> THE EXERCISE
Set down all of the entries word for word, omitting the images they contain.

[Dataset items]
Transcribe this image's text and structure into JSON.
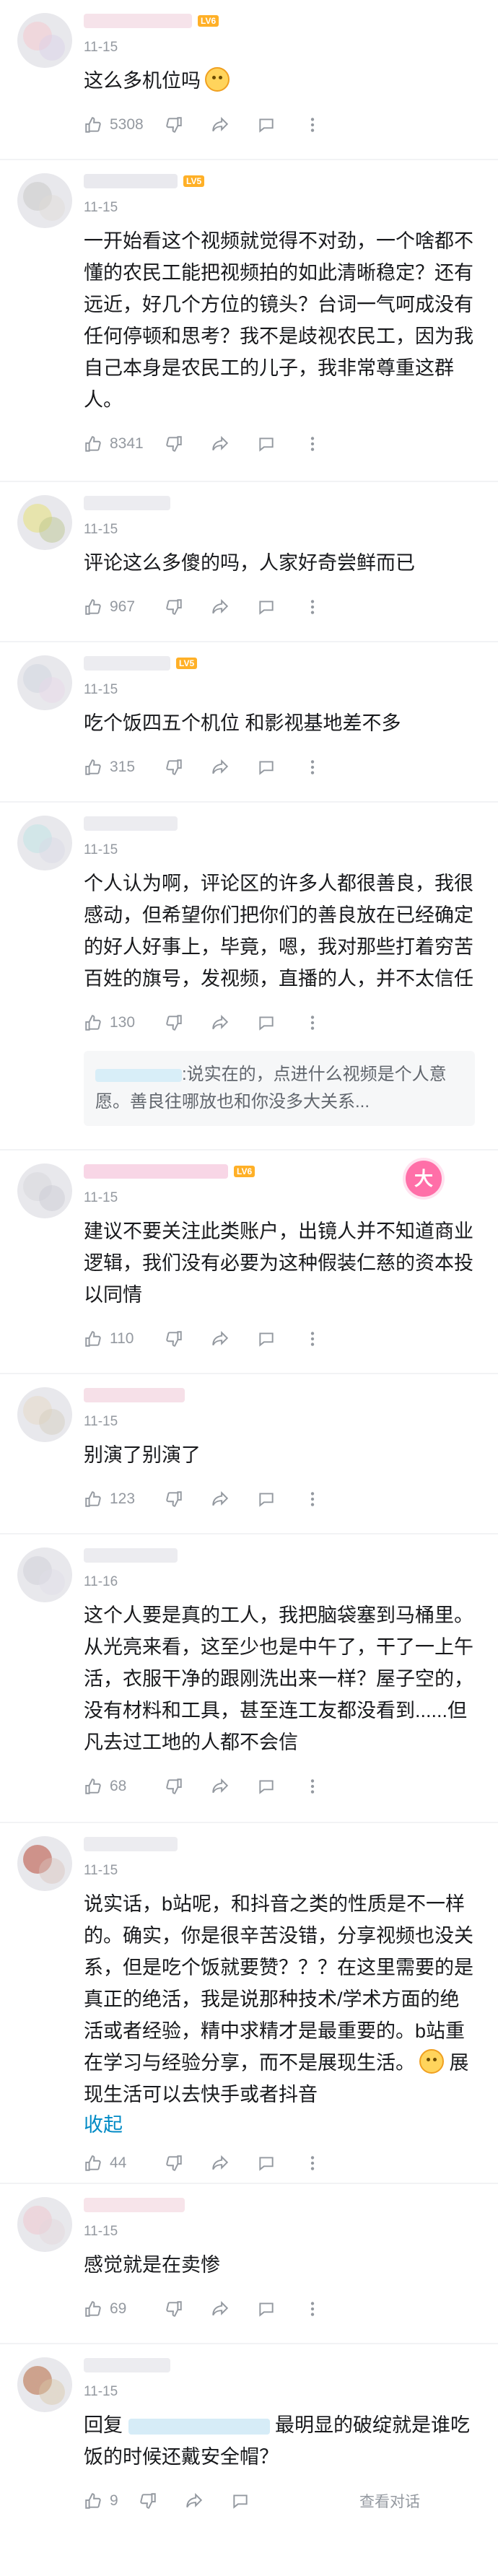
{
  "colors": {
    "link": "#008ac5",
    "meta": "#9499a0",
    "level_badge": "#ffb027"
  },
  "comments": [
    {
      "date": "11-15",
      "text": "这么多机位吗",
      "likes": "5308",
      "emoji": "thinking-emoji"
    },
    {
      "date": "11-15",
      "text": "一开始看这个视频就觉得不对劲，一个啥都不懂的农民工能把视频拍的如此清晰稳定？还有远近，好几个方位的镜头？台词一气呵成没有任何停顿和思考？我不是歧视农民工，因为我自己本身是农民工的儿子，我非常尊重这群人。",
      "likes": "8341"
    },
    {
      "date": "11-15",
      "text": "评论这么多傻的吗，人家好奇尝鲜而已",
      "likes": "967"
    },
    {
      "date": "11-15",
      "text": "吃个饭四五个机位 和影视基地差不多",
      "likes": "315"
    },
    {
      "date": "11-15",
      "text": "个人认为啊，评论区的许多人都很善良，我很感动，但希望你们把你们的善良放在已经确定的好人好事上，毕竟，嗯，我对那些打着穷苦百姓的旗号，发视频，直播的人，并不太信任",
      "likes": "130",
      "reply_preview": ":说实在的，点进什么视频是个人意愿。善良往哪放也和你没多大关系..."
    },
    {
      "date": "11-15",
      "text": "建议不要关注此类账户，出镜人并不知道商业逻辑，我们没有必要为这种假装仁慈的资本投以同情",
      "likes": "110",
      "badge": "大"
    },
    {
      "date": "11-15",
      "text": "别演了别演了",
      "likes": "123"
    },
    {
      "date": "11-16",
      "text": "这个人要是真的工人，我把脑袋塞到马桶里。从光亮来看，这至少也是中午了，干了一上午活，衣服干净的跟刚洗出来一样？屋子空的，没有材料和工具，甚至连工友都没看到......但凡去过工地的人都不会信",
      "likes": "68"
    },
    {
      "date": "11-15",
      "text": "说实话，b站呢，和抖音之类的性质是不一样的。确实，你是很辛苦没错，分享视频也没关系，但是吃个饭就要赞？？？在这里需要的是真正的绝活，我是说那种技术/学术方面的绝活或者经验，精中求精才是最重要的。b站重在学习与经验分享，而不是展现生活。",
      "text_after_emoji": "展现生活可以去快手或者抖音",
      "collapse_label": "收起",
      "likes": "44",
      "emoji": "thinking-emoji"
    },
    {
      "date": "11-15",
      "text": "感觉就是在卖惨",
      "likes": "69"
    },
    {
      "date": "11-15",
      "reply_prefix": "回复",
      "text": "最明显的破绽就是谁吃饭的时候还戴安全帽？",
      "likes": "9",
      "view_dialog_label": "查看对话"
    }
  ]
}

> FULL SOLUTION
Transcribe this image's text and structure into JSON.
{
  "colors": {
    "link": "#008ac5",
    "meta": "#9499a0",
    "level_badge": "#ffb027"
  },
  "comments": [
    {
      "date": "11-15",
      "text": "这么多机位吗",
      "likes": "5308",
      "emoji": "thinking-emoji"
    },
    {
      "date": "11-15",
      "text": "一开始看这个视频就觉得不对劲，一个啥都不懂的农民工能把视频拍的如此清晰稳定？还有远近，好几个方位的镜头？台词一气呵成没有任何停顿和思考？我不是歧视农民工，因为我自己本身是农民工的儿子，我非常尊重这群人。",
      "likes": "8341"
    },
    {
      "date": "11-15",
      "text": "评论这么多傻的吗，人家好奇尝鲜而已",
      "likes": "967"
    },
    {
      "date": "11-15",
      "text": "吃个饭四五个机位 和影视基地差不多",
      "likes": "315"
    },
    {
      "date": "11-15",
      "text": "个人认为啊，评论区的许多人都很善良，我很感动，但希望你们把你们的善良放在已经确定的好人好事上，毕竟，嗯，我对那些打着穷苦百姓的旗号，发视频，直播的人，并不太信任",
      "likes": "130",
      "reply_preview": ":说实在的，点进什么视频是个人意愿。善良往哪放也和你没多大关系..."
    },
    {
      "date": "11-15",
      "text": "建议不要关注此类账户，出镜人并不知道商业逻辑，我们没有必要为这种假装仁慈的资本投以同情",
      "likes": "110",
      "badge": "大"
    },
    {
      "date": "11-15",
      "text": "别演了别演了",
      "likes": "123"
    },
    {
      "date": "11-16",
      "text": "这个人要是真的工人，我把脑袋塞到马桶里。从光亮来看，这至少也是中午了，干了一上午活，衣服干净的跟刚洗出来一样？屋子空的，没有材料和工具，甚至连工友都没看到......但凡去过工地的人都不会信",
      "likes": "68"
    },
    {
      "date": "11-15",
      "text": "说实话，b站呢，和抖音之类的性质是不一样的。确实，你是很辛苦没错，分享视频也没关系，但是吃个饭就要赞？？？在这里需要的是真正的绝活，我是说那种技术/学术方面的绝活或者经验，精中求精才是最重要的。b站重在学习与经验分享，而不是展现生活。",
      "text_after_emoji": "展现生活可以去快手或者抖音",
      "collapse_label": "收起",
      "likes": "44",
      "emoji": "thinking-emoji"
    },
    {
      "date": "11-15",
      "text": "感觉就是在卖惨",
      "likes": "69"
    },
    {
      "date": "11-15",
      "reply_prefix": "回复",
      "text": "最明显的破绽就是谁吃饭的时候还戴安全帽？",
      "likes": "9",
      "view_dialog_label": "查看对话"
    }
  ]
}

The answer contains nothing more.